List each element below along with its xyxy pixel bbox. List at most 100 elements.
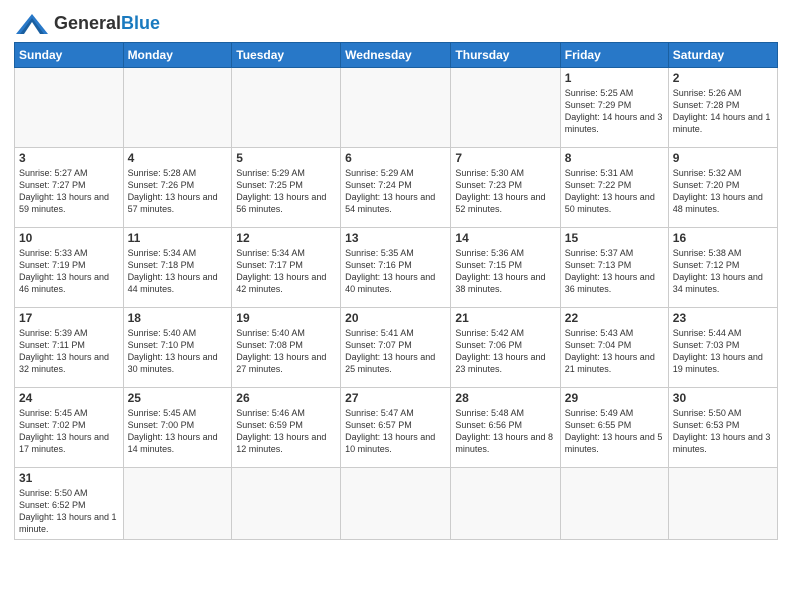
header: GeneralBlue [14,10,778,38]
calendar-cell: 30Sunrise: 5:50 AM Sunset: 6:53 PM Dayli… [668,388,777,468]
calendar-cell: 9 Sunrise: 5:32 AM Sunset: 7:20 PM Daylig… [668,148,777,228]
calendar-cell: 26Sunrise: 5:46 AM Sunset: 6:59 PM Dayli… [232,388,341,468]
day-number: 2 [673,71,773,85]
calendar-cell: 21 Sunrise: 5:42 AM Sunset: 7:06 PM Dayli… [451,308,560,388]
day-number: 3 [19,151,119,165]
calendar-cell: 1 Sunrise: 5:25 AM Sunset: 7:29 PM Daylig… [560,68,668,148]
calendar-week-row: 31Sunrise: 5:50 AM Sunset: 6:52 PM Dayli… [15,468,778,540]
calendar-cell: 6Sunrise: 5:29 AM Sunset: 7:24 PM Daylig… [341,148,451,228]
day-number: 17 [19,311,119,325]
day-info: Sunrise: 5:35 AM Sunset: 7:16 PM Dayligh… [345,247,446,296]
calendar-cell: 27 Sunrise: 5:47 AM Sunset: 6:57 PM Dayli… [341,388,451,468]
weekday-header-monday: Monday [123,43,232,68]
calendar-cell: 19Sunrise: 5:40 AM Sunset: 7:08 PM Dayli… [232,308,341,388]
calendar-cell: 7Sunrise: 5:30 AM Sunset: 7:23 PM Daylig… [451,148,560,228]
day-info: Sunrise: 5:49 AM Sunset: 6:55 PM Dayligh… [565,407,664,456]
day-number: 29 [565,391,664,405]
day-info: Sunrise: 5:44 AM Sunset: 7:03 PM Dayligh… [673,327,773,376]
logo-blue: Blue [121,13,160,33]
day-number: 21 [455,311,555,325]
day-number: 15 [565,231,664,245]
day-number: 24 [19,391,119,405]
day-number: 14 [455,231,555,245]
calendar-cell [232,68,341,148]
day-number: 18 [128,311,228,325]
weekday-header-row: SundayMondayTuesdayWednesdayThursdayFrid… [15,43,778,68]
weekday-header-sunday: Sunday [15,43,124,68]
calendar-cell [341,68,451,148]
day-number: 27 [345,391,446,405]
calendar-cell: 13 Sunrise: 5:35 AM Sunset: 7:16 PM Dayli… [341,228,451,308]
calendar-cell [451,68,560,148]
calendar-cell: 14 Sunrise: 5:36 AM Sunset: 7:15 PM Dayli… [451,228,560,308]
calendar-week-row: 17 Sunrise: 5:39 AM Sunset: 7:11 PM Dayli… [15,308,778,388]
calendar-cell: 18Sunrise: 5:40 AM Sunset: 7:10 PM Dayli… [123,308,232,388]
calendar-week-row: 10 Sunrise: 5:33 AM Sunset: 7:19 PM Dayli… [15,228,778,308]
logo-icon [14,10,50,38]
day-info: Sunrise: 5:48 AM Sunset: 6:56 PM Dayligh… [455,407,555,456]
day-info: Sunrise: 5:40 AM Sunset: 7:08 PM Dayligh… [236,327,336,376]
calendar-cell [123,68,232,148]
calendar-cell [341,468,451,540]
day-number: 25 [128,391,228,405]
day-number: 9 [673,151,773,165]
day-number: 1 [565,71,664,85]
day-number: 4 [128,151,228,165]
day-info: Sunrise: 5:37 AM Sunset: 7:13 PM Dayligh… [565,247,664,296]
day-info: Sunrise: 5:32 AM Sunset: 7:20 PM Dayligh… [673,167,773,216]
day-info: Sunrise: 5:28 AM Sunset: 7:26 PM Dayligh… [128,167,228,216]
weekday-header-tuesday: Tuesday [232,43,341,68]
day-info: Sunrise: 5:41 AM Sunset: 7:07 PM Dayligh… [345,327,446,376]
calendar-cell [668,468,777,540]
day-info: Sunrise: 5:47 AM Sunset: 6:57 PM Dayligh… [345,407,446,456]
day-number: 7 [455,151,555,165]
day-number: 28 [455,391,555,405]
day-info: Sunrise: 5:45 AM Sunset: 7:00 PM Dayligh… [128,407,228,456]
day-info: Sunrise: 5:29 AM Sunset: 7:24 PM Dayligh… [345,167,446,216]
calendar-cell: 2 Sunrise: 5:26 AM Sunset: 7:28 PM Daylig… [668,68,777,148]
day-info: Sunrise: 5:46 AM Sunset: 6:59 PM Dayligh… [236,407,336,456]
calendar-page: GeneralBlue SundayMondayTuesdayWednesday… [0,0,792,548]
calendar-week-row: 1 Sunrise: 5:25 AM Sunset: 7:29 PM Daylig… [15,68,778,148]
calendar-cell: 4 Sunrise: 5:28 AM Sunset: 7:26 PM Daylig… [123,148,232,228]
day-info: Sunrise: 5:36 AM Sunset: 7:15 PM Dayligh… [455,247,555,296]
logo-text: GeneralBlue [54,14,160,34]
day-info: Sunrise: 5:34 AM Sunset: 7:18 PM Dayligh… [128,247,228,296]
day-info: Sunrise: 5:43 AM Sunset: 7:04 PM Dayligh… [565,327,664,376]
logo: GeneralBlue [14,10,160,38]
weekday-header-friday: Friday [560,43,668,68]
calendar-cell: 10 Sunrise: 5:33 AM Sunset: 7:19 PM Dayli… [15,228,124,308]
weekday-header-wednesday: Wednesday [341,43,451,68]
day-number: 8 [565,151,664,165]
day-info: Sunrise: 5:45 AM Sunset: 7:02 PM Dayligh… [19,407,119,456]
calendar-week-row: 24 Sunrise: 5:45 AM Sunset: 7:02 PM Dayli… [15,388,778,468]
calendar-cell: 12Sunrise: 5:34 AM Sunset: 7:17 PM Dayli… [232,228,341,308]
day-number: 31 [19,471,119,485]
day-info: Sunrise: 5:42 AM Sunset: 7:06 PM Dayligh… [455,327,555,376]
day-info: Sunrise: 5:26 AM Sunset: 7:28 PM Dayligh… [673,87,773,136]
calendar-cell [123,468,232,540]
day-info: Sunrise: 5:39 AM Sunset: 7:11 PM Dayligh… [19,327,119,376]
day-number: 20 [345,311,446,325]
calendar-cell: 22Sunrise: 5:43 AM Sunset: 7:04 PM Dayli… [560,308,668,388]
calendar-cell: 17 Sunrise: 5:39 AM Sunset: 7:11 PM Dayli… [15,308,124,388]
day-number: 16 [673,231,773,245]
day-info: Sunrise: 5:31 AM Sunset: 7:22 PM Dayligh… [565,167,664,216]
day-number: 11 [128,231,228,245]
day-number: 10 [19,231,119,245]
calendar-week-row: 3Sunrise: 5:27 AM Sunset: 7:27 PM Daylig… [15,148,778,228]
calendar-cell: 31Sunrise: 5:50 AM Sunset: 6:52 PM Dayli… [15,468,124,540]
weekday-header-saturday: Saturday [668,43,777,68]
day-info: Sunrise: 5:25 AM Sunset: 7:29 PM Dayligh… [565,87,664,136]
day-info: Sunrise: 5:34 AM Sunset: 7:17 PM Dayligh… [236,247,336,296]
calendar-cell: 20 Sunrise: 5:41 AM Sunset: 7:07 PM Dayli… [341,308,451,388]
day-info: Sunrise: 5:33 AM Sunset: 7:19 PM Dayligh… [19,247,119,296]
day-number: 13 [345,231,446,245]
calendar-table: SundayMondayTuesdayWednesdayThursdayFrid… [14,42,778,540]
day-info: Sunrise: 5:38 AM Sunset: 7:12 PM Dayligh… [673,247,773,296]
day-number: 30 [673,391,773,405]
calendar-cell: 29 Sunrise: 5:49 AM Sunset: 6:55 PM Dayli… [560,388,668,468]
day-number: 5 [236,151,336,165]
calendar-cell: 8 Sunrise: 5:31 AM Sunset: 7:22 PM Daylig… [560,148,668,228]
calendar-cell [451,468,560,540]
-------------------------
_PROBLEM TO WORK ON_
Reproduce the lines of the items verbatim, beginning with the line containing "header: GeneralBlue [14,10,778,38]" and continuing through the line containing "day-number: 2 [673,71,773,85]", both included.

_SOLUTION TO THE PROBLEM_
header: GeneralBlue [14,10,778,38]
calendar-cell: 30Sunrise: 5:50 AM Sunset: 6:53 PM Dayli… [668,388,777,468]
calendar-cell: 9 Sunrise: 5:32 AM Sunset: 7:20 PM Daylig… [668,148,777,228]
calendar-cell: 26Sunrise: 5:46 AM Sunset: 6:59 PM Dayli… [232,388,341,468]
day-number: 2 [673,71,773,85]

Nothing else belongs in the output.